● GOAL: Reproduce the listing below in full and without alteration, apart from its pictures.

════

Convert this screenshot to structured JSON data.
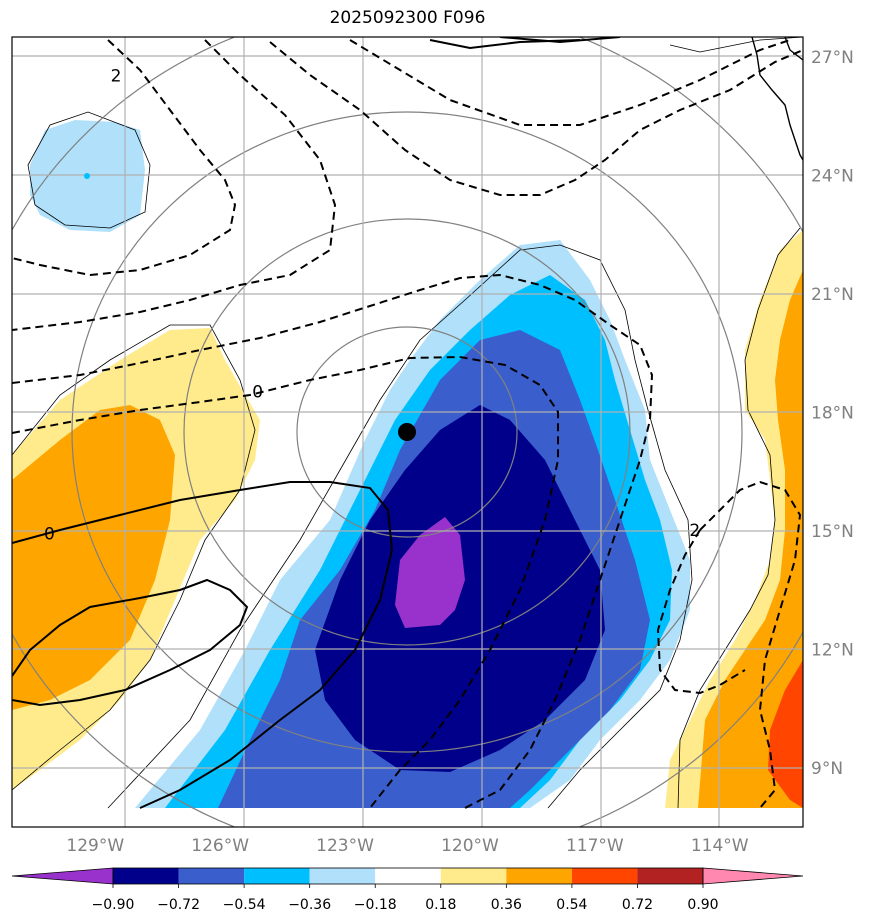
{
  "title": "2025092300 F096",
  "chart_data": {
    "type": "heatmap",
    "title": "2025092300 F096",
    "projection": "lat-lon",
    "lon_range": [
      -131,
      -112
    ],
    "lat_range": [
      7.5,
      27.5
    ],
    "lon_ticks": [
      {
        "value": -129,
        "label": "129°W"
      },
      {
        "value": -126,
        "label": "126°W"
      },
      {
        "value": -123,
        "label": "123°W"
      },
      {
        "value": -120,
        "label": "120°W"
      },
      {
        "value": -117,
        "label": "117°W"
      },
      {
        "value": -114,
        "label": "114°W"
      }
    ],
    "lat_ticks": [
      {
        "value": 9,
        "label": "9°N"
      },
      {
        "value": 12,
        "label": "12°N"
      },
      {
        "value": 15,
        "label": "15°N"
      },
      {
        "value": 18,
        "label": "18°N"
      },
      {
        "value": 21,
        "label": "21°N"
      },
      {
        "value": 24,
        "label": "24°N"
      },
      {
        "value": 27,
        "label": "27°N"
      }
    ],
    "grid": true,
    "storm_center": {
      "lon": -121.9,
      "lat": 17.5
    },
    "contour_labels": [
      {
        "text": "2",
        "lon": -128.5,
        "lat": 26.5
      },
      {
        "text": "0",
        "lon": -125.1,
        "lat": 18.5
      },
      {
        "text": "0",
        "lon": -130.1,
        "lat": 14.9
      },
      {
        "text": "2",
        "lon": -114.6,
        "lat": 15.0
      }
    ],
    "colorbar": {
      "levels": [
        -0.9,
        -0.72,
        -0.54,
        -0.36,
        -0.18,
        0.18,
        0.36,
        0.54,
        0.72,
        0.9
      ],
      "tick_labels": [
        "−0.90",
        "−0.72",
        "−0.54",
        "−0.36",
        "−0.18",
        "0.18",
        "0.36",
        "0.54",
        "0.72",
        "0.90"
      ],
      "colors": [
        "#9932cc",
        "#00008b",
        "#3a5fcd",
        "#00bfff",
        "#b0e0fa",
        "#ffffff",
        "#ffeb8c",
        "#ffa500",
        "#ff4500",
        "#b22222",
        "#ff88b0"
      ],
      "extend": "both"
    }
  }
}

════

● SOLUTION:
Convert this screenshot to structured JSON data.
{
  "title": "2025092300 F096",
  "chart_data": {
    "type": "heatmap",
    "title": "2025092300 F096",
    "projection": "lat-lon",
    "lon_range": [
      -131,
      -112
    ],
    "lat_range": [
      7.5,
      27.5
    ],
    "lon_ticks": [
      {
        "value": -129,
        "label": "129°W"
      },
      {
        "value": -126,
        "label": "126°W"
      },
      {
        "value": -123,
        "label": "123°W"
      },
      {
        "value": -120,
        "label": "120°W"
      },
      {
        "value": -117,
        "label": "117°W"
      },
      {
        "value": -114,
        "label": "114°W"
      }
    ],
    "lat_ticks": [
      {
        "value": 9,
        "label": "9°N"
      },
      {
        "value": 12,
        "label": "12°N"
      },
      {
        "value": 15,
        "label": "15°N"
      },
      {
        "value": 18,
        "label": "18°N"
      },
      {
        "value": 21,
        "label": "21°N"
      },
      {
        "value": 24,
        "label": "24°N"
      },
      {
        "value": 27,
        "label": "27°N"
      }
    ],
    "grid": true,
    "storm_center": {
      "lon": -121.9,
      "lat": 17.5
    },
    "contour_labels": [
      {
        "text": "2",
        "lon": -128.5,
        "lat": 26.5
      },
      {
        "text": "0",
        "lon": -125.1,
        "lat": 18.5
      },
      {
        "text": "0",
        "lon": -130.1,
        "lat": 14.9
      },
      {
        "text": "2",
        "lon": -114.6,
        "lat": 15.0
      }
    ],
    "colorbar": {
      "levels": [
        -0.9,
        -0.72,
        -0.54,
        -0.36,
        -0.18,
        0.18,
        0.36,
        0.54,
        0.72,
        0.9
      ],
      "tick_labels": [
        "−0.90",
        "−0.72",
        "−0.54",
        "−0.36",
        "−0.18",
        "0.18",
        "0.36",
        "0.54",
        "0.72",
        "0.90"
      ],
      "colors": [
        "#9932cc",
        "#00008b",
        "#3a5fcd",
        "#00bfff",
        "#b0e0fa",
        "#ffffff",
        "#ffeb8c",
        "#ffa500",
        "#ff4500",
        "#b22222",
        "#ff88b0"
      ],
      "extend": "both"
    }
  }
}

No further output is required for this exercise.